Copy each line below without leaving any out.

(Items listed in a dataset)
________
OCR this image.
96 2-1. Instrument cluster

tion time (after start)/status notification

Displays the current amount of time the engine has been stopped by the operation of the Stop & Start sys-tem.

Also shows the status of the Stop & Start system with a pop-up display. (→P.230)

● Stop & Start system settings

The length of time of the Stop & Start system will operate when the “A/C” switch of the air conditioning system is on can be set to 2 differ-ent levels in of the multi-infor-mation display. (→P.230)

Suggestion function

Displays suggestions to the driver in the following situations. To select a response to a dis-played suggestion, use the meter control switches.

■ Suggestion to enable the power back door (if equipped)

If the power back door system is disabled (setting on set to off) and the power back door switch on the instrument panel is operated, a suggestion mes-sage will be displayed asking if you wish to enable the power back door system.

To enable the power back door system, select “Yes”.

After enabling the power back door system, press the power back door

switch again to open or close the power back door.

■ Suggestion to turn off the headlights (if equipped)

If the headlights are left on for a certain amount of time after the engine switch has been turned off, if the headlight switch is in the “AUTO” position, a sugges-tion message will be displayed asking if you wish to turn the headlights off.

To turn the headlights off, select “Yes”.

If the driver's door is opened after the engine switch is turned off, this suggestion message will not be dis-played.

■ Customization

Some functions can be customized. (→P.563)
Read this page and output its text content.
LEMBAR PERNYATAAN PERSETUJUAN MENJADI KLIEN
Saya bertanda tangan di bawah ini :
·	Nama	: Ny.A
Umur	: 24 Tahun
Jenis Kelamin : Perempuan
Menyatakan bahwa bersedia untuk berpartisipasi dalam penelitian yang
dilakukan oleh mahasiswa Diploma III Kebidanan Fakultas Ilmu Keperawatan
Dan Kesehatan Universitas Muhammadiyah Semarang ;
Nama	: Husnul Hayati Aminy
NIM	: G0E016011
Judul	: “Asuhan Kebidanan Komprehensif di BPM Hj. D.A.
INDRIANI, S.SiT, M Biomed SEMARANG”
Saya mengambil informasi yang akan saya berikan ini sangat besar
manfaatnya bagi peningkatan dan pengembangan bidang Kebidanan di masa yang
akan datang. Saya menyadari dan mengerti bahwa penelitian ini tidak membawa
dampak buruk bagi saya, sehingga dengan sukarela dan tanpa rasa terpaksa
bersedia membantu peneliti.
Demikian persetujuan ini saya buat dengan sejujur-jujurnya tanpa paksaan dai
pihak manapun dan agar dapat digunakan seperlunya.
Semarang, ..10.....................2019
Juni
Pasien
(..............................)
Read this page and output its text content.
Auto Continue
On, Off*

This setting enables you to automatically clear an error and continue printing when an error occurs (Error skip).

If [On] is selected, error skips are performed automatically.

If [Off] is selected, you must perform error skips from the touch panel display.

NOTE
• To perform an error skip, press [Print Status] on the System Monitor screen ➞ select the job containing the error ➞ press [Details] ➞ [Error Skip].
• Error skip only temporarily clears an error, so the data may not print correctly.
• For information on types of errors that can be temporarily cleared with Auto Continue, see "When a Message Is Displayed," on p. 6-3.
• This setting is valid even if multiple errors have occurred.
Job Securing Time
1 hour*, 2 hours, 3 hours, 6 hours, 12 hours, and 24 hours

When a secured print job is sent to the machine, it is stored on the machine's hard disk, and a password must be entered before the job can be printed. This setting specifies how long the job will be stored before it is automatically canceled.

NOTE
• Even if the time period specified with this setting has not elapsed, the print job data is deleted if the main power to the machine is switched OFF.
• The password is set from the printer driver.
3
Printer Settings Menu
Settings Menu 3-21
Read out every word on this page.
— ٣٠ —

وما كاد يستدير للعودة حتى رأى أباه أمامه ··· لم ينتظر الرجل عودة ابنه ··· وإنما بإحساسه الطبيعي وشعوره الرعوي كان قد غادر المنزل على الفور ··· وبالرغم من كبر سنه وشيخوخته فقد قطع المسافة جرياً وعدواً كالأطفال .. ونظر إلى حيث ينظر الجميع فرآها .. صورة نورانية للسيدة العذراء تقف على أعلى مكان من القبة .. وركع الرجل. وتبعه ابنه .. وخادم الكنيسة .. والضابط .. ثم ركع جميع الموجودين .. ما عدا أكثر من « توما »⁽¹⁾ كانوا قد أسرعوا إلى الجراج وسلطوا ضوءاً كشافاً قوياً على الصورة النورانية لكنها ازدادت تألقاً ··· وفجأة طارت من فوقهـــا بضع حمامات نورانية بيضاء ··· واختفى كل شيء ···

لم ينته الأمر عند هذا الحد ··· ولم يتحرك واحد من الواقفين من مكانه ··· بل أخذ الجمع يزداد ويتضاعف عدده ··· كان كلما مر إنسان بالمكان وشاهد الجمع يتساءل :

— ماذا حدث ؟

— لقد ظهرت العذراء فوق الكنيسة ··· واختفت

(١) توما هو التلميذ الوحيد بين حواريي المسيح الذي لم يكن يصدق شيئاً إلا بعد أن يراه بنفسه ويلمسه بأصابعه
________
Response to this exercise:
OCR this image.
96 2-1. Instrument cluster

tion time (after start)/status notification

Displays the current amount of time the engine has been stopped by the operation of the Stop & Start sys-tem.

Also shows the status of the Stop & Start system with a pop-up display. (→P.230)

● Stop & Start system settings

The length of time of the Stop & Start system will operate when the “A/C” switch of the air conditioning system is on can be set to 2 differ-ent levels in of the multi-infor-mation display. (→P.230)

Suggestion function

Displays suggestions to the driver in the following situations. To select a response to a dis-played suggestion, use the meter control switches.

■ Suggestion to enable the power back door (if equipped)

If the power back door system is disabled (setting on set to off) and the power back door switch on the instrument panel is operated, a suggestion mes-sage will be displayed asking if you wish to enable the power back door system.

To enable the power back door system, select “Yes”.

After enabling the power back door system, press the power back door

switch again to open or close the power back door.

■ Suggestion to turn off the headlights (if equipped)

If the headlights are left on for a certain amount of time after the engine switch has been turned off, if the headlight switch is in the “AUTO” position, a sugges-tion message will be displayed asking if you wish to turn the headlights off.

To turn the headlights off, select “Yes”.

If the driver's door is opened after the engine switch is turned off, this suggestion message will not be dis-played.

■ Customization

Some functions can be customized. (→P.563)
Read this page and output its text content.
LEMBAR PERNYATAAN PERSETUJUAN MENJADI KLIEN
Saya bertanda tangan di bawah ini :
·	Nama	: Ny.A
Umur	: 24 Tahun
Jenis Kelamin : Perempuan
Menyatakan bahwa bersedia untuk berpartisipasi dalam penelitian yang
dilakukan oleh mahasiswa Diploma III Kebidanan Fakultas Ilmu Keperawatan
Dan Kesehatan Universitas Muhammadiyah Semarang ;
Nama	: Husnul Hayati Aminy
NIM	: G0E016011
Judul	: “Asuhan Kebidanan Komprehensif di BPM Hj. D.A.
INDRIANI, S.SiT, M Biomed SEMARANG”
Saya mengambil informasi yang akan saya berikan ini sangat besar
manfaatnya bagi peningkatan dan pengembangan bidang Kebidanan di masa yang
akan datang. Saya menyadari dan mengerti bahwa penelitian ini tidak membawa
dampak buruk bagi saya, sehingga dengan sukarela dan tanpa rasa terpaksa
bersedia membantu peneliti.
Demikian persetujuan ini saya buat dengan sejujur-jujurnya tanpa paksaan dai
pihak manapun dan agar dapat digunakan seperlunya.
Semarang, ..10.....................2019
Juni
Pasien
(..............................)
Read this page and output its text content.
Auto Continue
On, Off*

This setting enables you to automatically clear an error and continue printing when an error occurs (Error skip).

If [On] is selected, error skips are performed automatically.

If [Off] is selected, you must perform error skips from the touch panel display.

NOTE
• To perform an error skip, press [Print Status] on the System Monitor screen ➞ select the job containing the error ➞ press [Details] ➞ [Error Skip].
• Error skip only temporarily clears an error, so the data may not print correctly.
• For information on types of errors that can be temporarily cleared with Auto Continue, see "When a Message Is Displayed," on p. 6-3.
• This setting is valid even if multiple errors have occurred.
Job Securing Time
1 hour*, 2 hours, 3 hours, 6 hours, 12 hours, and 24 hours

When a secured print job is sent to the machine, it is stored on the machine's hard disk, and a password must be entered before the job can be printed. This setting specifies how long the job will be stored before it is automatically canceled.

NOTE
• Even if the time period specified with this setting has not elapsed, the print job data is deleted if the main power to the machine is switched OFF.
• The password is set from the printer driver.
3
Printer Settings Menu
Settings Menu 3-21
Read out every word on this page.
— ٣٠ —

وما كاد يستدير للعودة حتى رأى أباه أمامه ··· لم ينتظر الرجل عودة ابنه ··· وإنما بإحساسه الطبيعي وشعوره الرعوي كان قد غادر المنزل على الفور ··· وبالرغم من كبر سنه وشيخوخته فقد قطع المسافة جرياً وعدواً كالأطفال .. ونظر إلى حيث ينظر الجميع فرآها .. صورة نورانية للسيدة العذراء تقف على أعلى مكان من القبة .. وركع الرجل. وتبعه ابنه .. وخادم الكنيسة .. والضابط .. ثم ركع جميع الموجودين .. ما عدا أكثر من « توما »⁽¹⁾ كانوا قد أسرعوا إلى الجراج وسلطوا ضوءاً كشافاً قوياً على الصورة النورانية لكنها ازدادت تألقاً ··· وفجأة طارت من فوقهـــا بضع حمامات نورانية بيضاء ··· واختفى كل شيء ···

لم ينته الأمر عند هذا الحد ··· ولم يتحرك واحد من الواقفين من مكانه ··· بل أخذ الجمع يزداد ويتضاعف عدده ··· كان كلما مر إنسان بالمكان وشاهد الجمع يتساءل :

— ماذا حدث ؟

— لقد ظهرت العذراء فوق الكنيسة ··· واختفت

(١) توما هو التلميذ الوحيد بين حواريي المسيح الذي لم يكن يصدق شيئاً إلا بعد أن يراه بنفسه ويلمسه بأصابعه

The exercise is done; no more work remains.